== Segment start ==

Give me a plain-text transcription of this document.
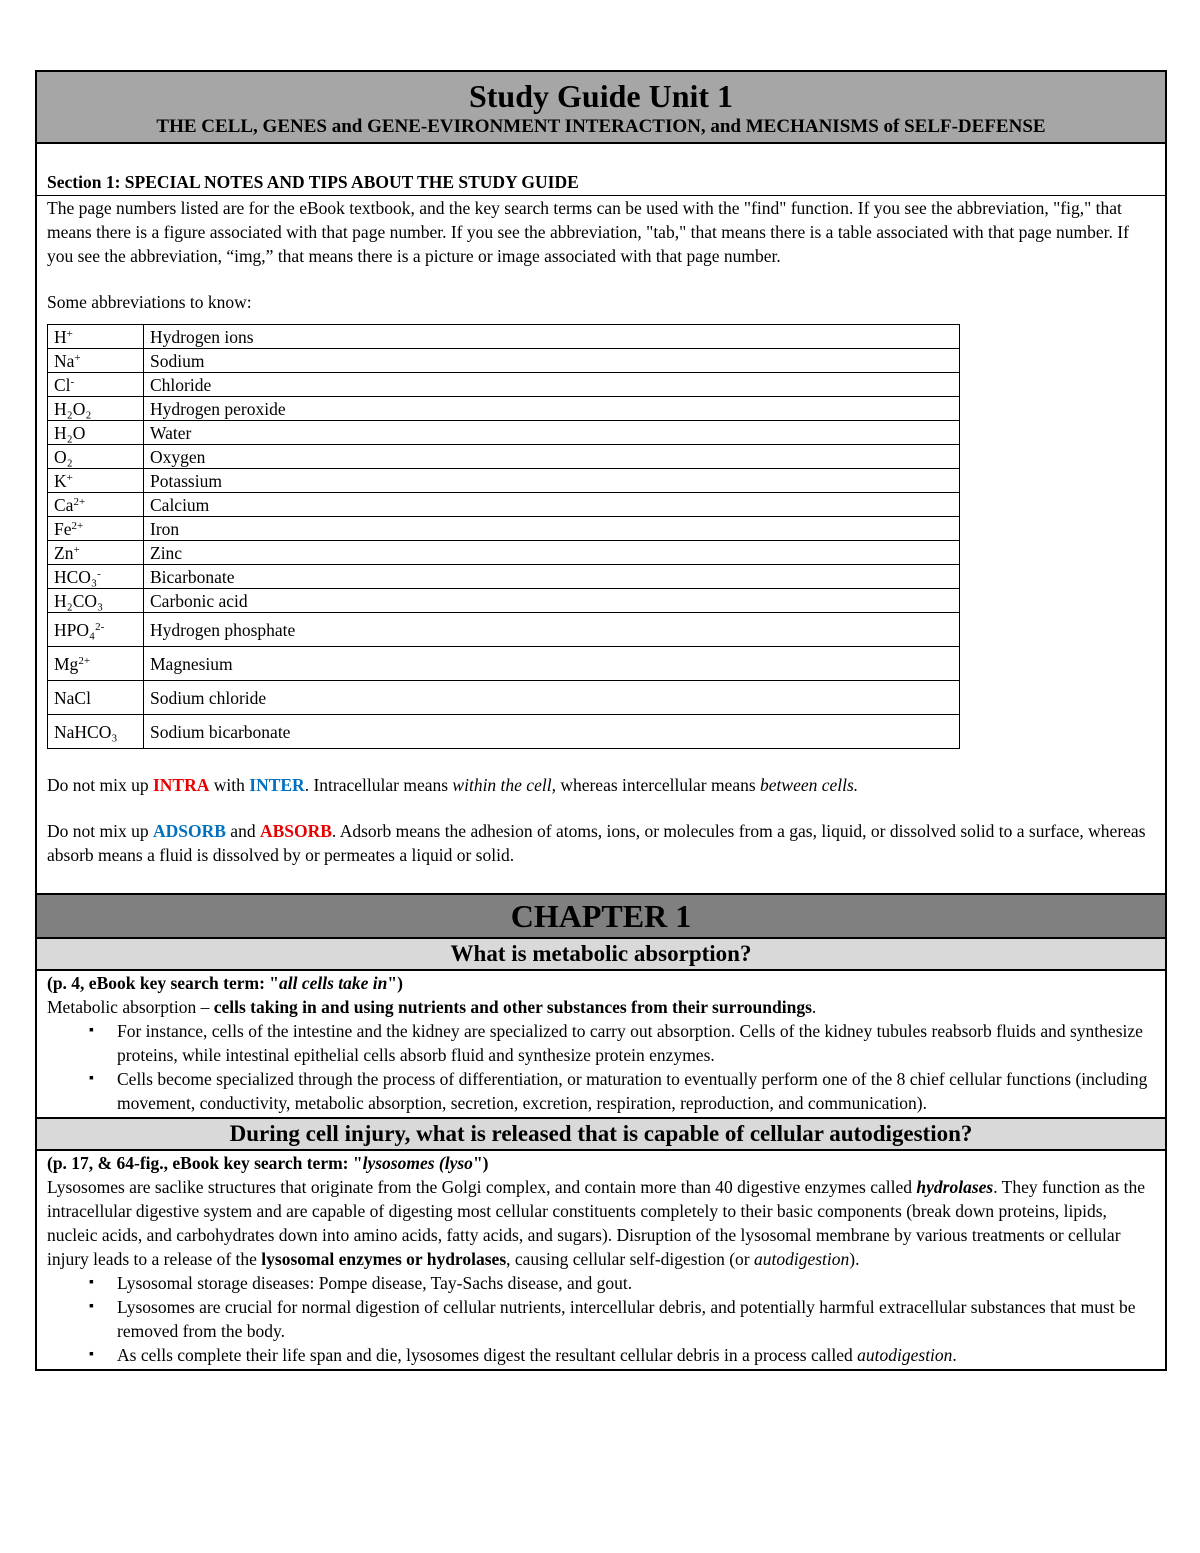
Study Guide Unit 1
THE CELL, GENES and GENE-EVIRONMENT INTERACTION, and MECHANISMS of SELF-DEFENSE
Section 1: SPECIAL NOTES AND TIPS ABOUT THE STUDY GUIDE

The page numbers listed are for the eBook textbook, and the key search terms can be used with the "find" function. If you see the abbreviation, "fig," that means there is a figure associated with that page number. If you see the abbreviation, "tab," that means there is a table associated with that page number. If you see the abbreviation, “img,” that means there is a picture or image associated with that page number.

Some abbreviations to know:

H+	Hydrogen ions
Na+	Sodium
Cl-	Chloride
H₂O₂	Hydrogen peroxide
H₂O	Water
O₂	Oxygen
K+	Potassium
$Ca^{2+}$	Calcium
$Fe^{2+}$	Iron
Zn+	Zinc
HCO₃-	Bicarbonate
H₂CO₃	Carbonic acid
HPO₄$^{2-}$	Hydrogen phosphate
$Mg^{2+}$	Magnesium
NaCl	Sodium chloride
NaHCO₃	Sodium bicarbonate

Do not mix up INTRA with INTER. Intracellular means within the cell, whereas intercellular means between cells.

Do not mix up ADSORB and ABSORB. Adsorb means the adhesion of atoms, ions, or molecules from a gas, liquid, or dissolved solid to a surface, whereas absorb means a fluid is dissolved by or permeates a liquid or solid.

CHAPTER 1
What is metabolic absorption?

(p. 4, eBook key search term: "all cells take in")

Metabolic absorption – cells taking in and using nutrients and other substances from their surroundings.

▪ For instance, cells of the intestine and the kidney are specialized to carry out absorption. Cells of the kidney tubules reabsorb fluids and synthesize proteins, while intestinal epithelial cells absorb fluid and synthesize protein enzymes.
▪ Cells become specialized through the process of differentiation, or maturation to eventually perform one of the 8 chief cellular functions (including movement, conductivity, metabolic absorption, secretion, excretion, respiration, reproduction, and communication).
During cell injury, what is released that is capable of cellular autodigestion?

(p. 17, & 64-fig., eBook key search term: "lysosomes (lyso")

Lysosomes are saclike structures that originate from the Golgi complex, and contain more than 40 digestive enzymes called hydrolases. They function as the intracellular digestive system and are capable of digesting most cellular constituents completely to their basic components (break down proteins, lipids, nucleic acids, and carbohydrates down into amino acids, fatty acids, and sugars). Disruption of the lysosomal membrane by various treatments or cellular injury leads to a release of the lysosomal enzymes or hydrolases, causing cellular self-digestion (or autodigestion).

▪ Lysosomal storage diseases: Pompe disease, Tay-Sachs disease, and gout.
▪ Lysosomes are crucial for normal digestion of cellular nutrients, intercellular debris, and potentially harmful extracellular substances that must be removed from the body.
▪ As cells complete their life span and die, lysosomes digest the resultant cellular debris in a process called autodigestion.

== Segment end ==

* [HOW TO COMPLETE THIS TASK]: Down to the last line, print the material exactly, but not its pictures.

* [OUTPUT FOR THIS TASK]:
Give me a plain-text transcription of this document.
Study Guide Unit 1
THE CELL, GENES and GENE-EVIRONMENT INTERACTION, and MECHANISMS of SELF-DEFENSE
Section 1: SPECIAL NOTES AND TIPS ABOUT THE STUDY GUIDE

The page numbers listed are for the eBook textbook, and the key search terms can be used with the "find" function. If you see the abbreviation, "fig," that means there is a figure associated with that page number. If you see the abbreviation, "tab," that means there is a table associated with that page number. If you see the abbreviation, “img,” that means there is a picture or image associated with that page number.

Some abbreviations to know:

H+	Hydrogen ions
Na+	Sodium
Cl-	Chloride
H₂O₂	Hydrogen peroxide
H₂O	Water
O₂	Oxygen
K+	Potassium
$Ca^{2+}$	Calcium
$Fe^{2+}$	Iron
Zn+	Zinc
HCO₃-	Bicarbonate
H₂CO₃	Carbonic acid
HPO₄$^{2-}$	Hydrogen phosphate
$Mg^{2+}$	Magnesium
NaCl	Sodium chloride
NaHCO₃	Sodium bicarbonate

Do not mix up INTRA with INTER. Intracellular means within the cell, whereas intercellular means between cells.

Do not mix up ADSORB and ABSORB. Adsorb means the adhesion of atoms, ions, or molecules from a gas, liquid, or dissolved solid to a surface, whereas absorb means a fluid is dissolved by or permeates a liquid or solid.

CHAPTER 1
What is metabolic absorption?

(p. 4, eBook key search term: "all cells take in")

Metabolic absorption – cells taking in and using nutrients and other substances from their surroundings.

▪ For instance, cells of the intestine and the kidney are specialized to carry out absorption. Cells of the kidney tubules reabsorb fluids and synthesize proteins, while intestinal epithelial cells absorb fluid and synthesize protein enzymes.
▪ Cells become specialized through the process of differentiation, or maturation to eventually perform one of the 8 chief cellular functions (including movement, conductivity, metabolic absorption, secretion, excretion, respiration, reproduction, and communication).
During cell injury, what is released that is capable of cellular autodigestion?

(p. 17, & 64-fig., eBook key search term: "lysosomes (lyso")

Lysosomes are saclike structures that originate from the Golgi complex, and contain more than 40 digestive enzymes called hydrolases. They function as the intracellular digestive system and are capable of digesting most cellular constituents completely to their basic components (break down proteins, lipids, nucleic acids, and carbohydrates down into amino acids, fatty acids, and sugars). Disruption of the lysosomal membrane by various treatments or cellular injury leads to a release of the lysosomal enzymes or hydrolases, causing cellular self-digestion (or autodigestion).

▪ Lysosomal storage diseases: Pompe disease, Tay-Sachs disease, and gout.
▪ Lysosomes are crucial for normal digestion of cellular nutrients, intercellular debris, and potentially harmful extracellular substances that must be removed from the body.
▪ As cells complete their life span and die, lysosomes digest the resultant cellular debris in a process called autodigestion.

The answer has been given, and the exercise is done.